Locate all lines with the word "NEWS". Copy them.

Information supplied
* * *

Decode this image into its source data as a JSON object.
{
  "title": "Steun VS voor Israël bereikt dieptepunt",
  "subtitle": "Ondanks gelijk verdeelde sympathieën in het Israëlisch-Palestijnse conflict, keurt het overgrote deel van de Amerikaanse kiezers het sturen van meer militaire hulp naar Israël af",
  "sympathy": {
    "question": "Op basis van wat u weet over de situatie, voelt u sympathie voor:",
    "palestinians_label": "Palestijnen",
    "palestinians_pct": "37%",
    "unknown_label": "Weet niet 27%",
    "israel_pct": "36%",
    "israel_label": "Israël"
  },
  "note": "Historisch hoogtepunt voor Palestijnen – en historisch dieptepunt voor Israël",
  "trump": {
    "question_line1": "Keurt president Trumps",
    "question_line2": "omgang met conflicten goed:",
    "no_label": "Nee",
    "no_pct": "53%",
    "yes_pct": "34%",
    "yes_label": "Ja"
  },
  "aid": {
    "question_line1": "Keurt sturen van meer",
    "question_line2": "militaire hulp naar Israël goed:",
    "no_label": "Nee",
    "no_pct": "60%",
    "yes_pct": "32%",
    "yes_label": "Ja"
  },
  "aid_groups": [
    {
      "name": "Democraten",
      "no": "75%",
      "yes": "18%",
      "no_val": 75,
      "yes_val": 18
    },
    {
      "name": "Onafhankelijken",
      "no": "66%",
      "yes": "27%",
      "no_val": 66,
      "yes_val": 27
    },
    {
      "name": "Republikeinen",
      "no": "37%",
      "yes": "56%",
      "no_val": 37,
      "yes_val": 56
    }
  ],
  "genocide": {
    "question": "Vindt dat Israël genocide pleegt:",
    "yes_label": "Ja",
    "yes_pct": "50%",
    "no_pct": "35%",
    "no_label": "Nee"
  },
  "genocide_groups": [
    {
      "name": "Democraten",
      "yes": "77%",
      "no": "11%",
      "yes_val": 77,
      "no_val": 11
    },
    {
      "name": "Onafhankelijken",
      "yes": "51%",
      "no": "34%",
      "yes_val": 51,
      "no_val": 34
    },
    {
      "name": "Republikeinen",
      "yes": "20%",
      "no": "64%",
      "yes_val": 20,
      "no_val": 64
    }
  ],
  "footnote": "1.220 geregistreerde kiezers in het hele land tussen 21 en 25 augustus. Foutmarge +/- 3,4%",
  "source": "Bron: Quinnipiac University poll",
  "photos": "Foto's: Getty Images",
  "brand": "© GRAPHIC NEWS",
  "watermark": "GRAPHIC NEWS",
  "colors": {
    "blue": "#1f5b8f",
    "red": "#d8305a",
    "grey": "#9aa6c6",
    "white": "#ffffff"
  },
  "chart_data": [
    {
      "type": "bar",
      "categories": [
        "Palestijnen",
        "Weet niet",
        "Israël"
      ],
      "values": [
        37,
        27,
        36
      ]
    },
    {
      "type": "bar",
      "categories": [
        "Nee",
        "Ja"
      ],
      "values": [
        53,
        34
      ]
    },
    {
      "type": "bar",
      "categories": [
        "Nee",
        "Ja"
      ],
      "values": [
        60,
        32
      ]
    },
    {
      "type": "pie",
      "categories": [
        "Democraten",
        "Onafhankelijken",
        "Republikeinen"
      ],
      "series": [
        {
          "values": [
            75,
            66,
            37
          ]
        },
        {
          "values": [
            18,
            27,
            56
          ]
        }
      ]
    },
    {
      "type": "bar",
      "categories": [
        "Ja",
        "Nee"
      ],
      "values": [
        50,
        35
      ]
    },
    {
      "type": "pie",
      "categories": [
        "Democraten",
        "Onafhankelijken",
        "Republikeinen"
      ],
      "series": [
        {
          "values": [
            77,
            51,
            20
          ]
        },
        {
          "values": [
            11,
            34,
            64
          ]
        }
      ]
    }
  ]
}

* * *

Expected answer
  "brand": "© GRAPHIC NEWS",
  "watermark": "GRAPHIC NEWS",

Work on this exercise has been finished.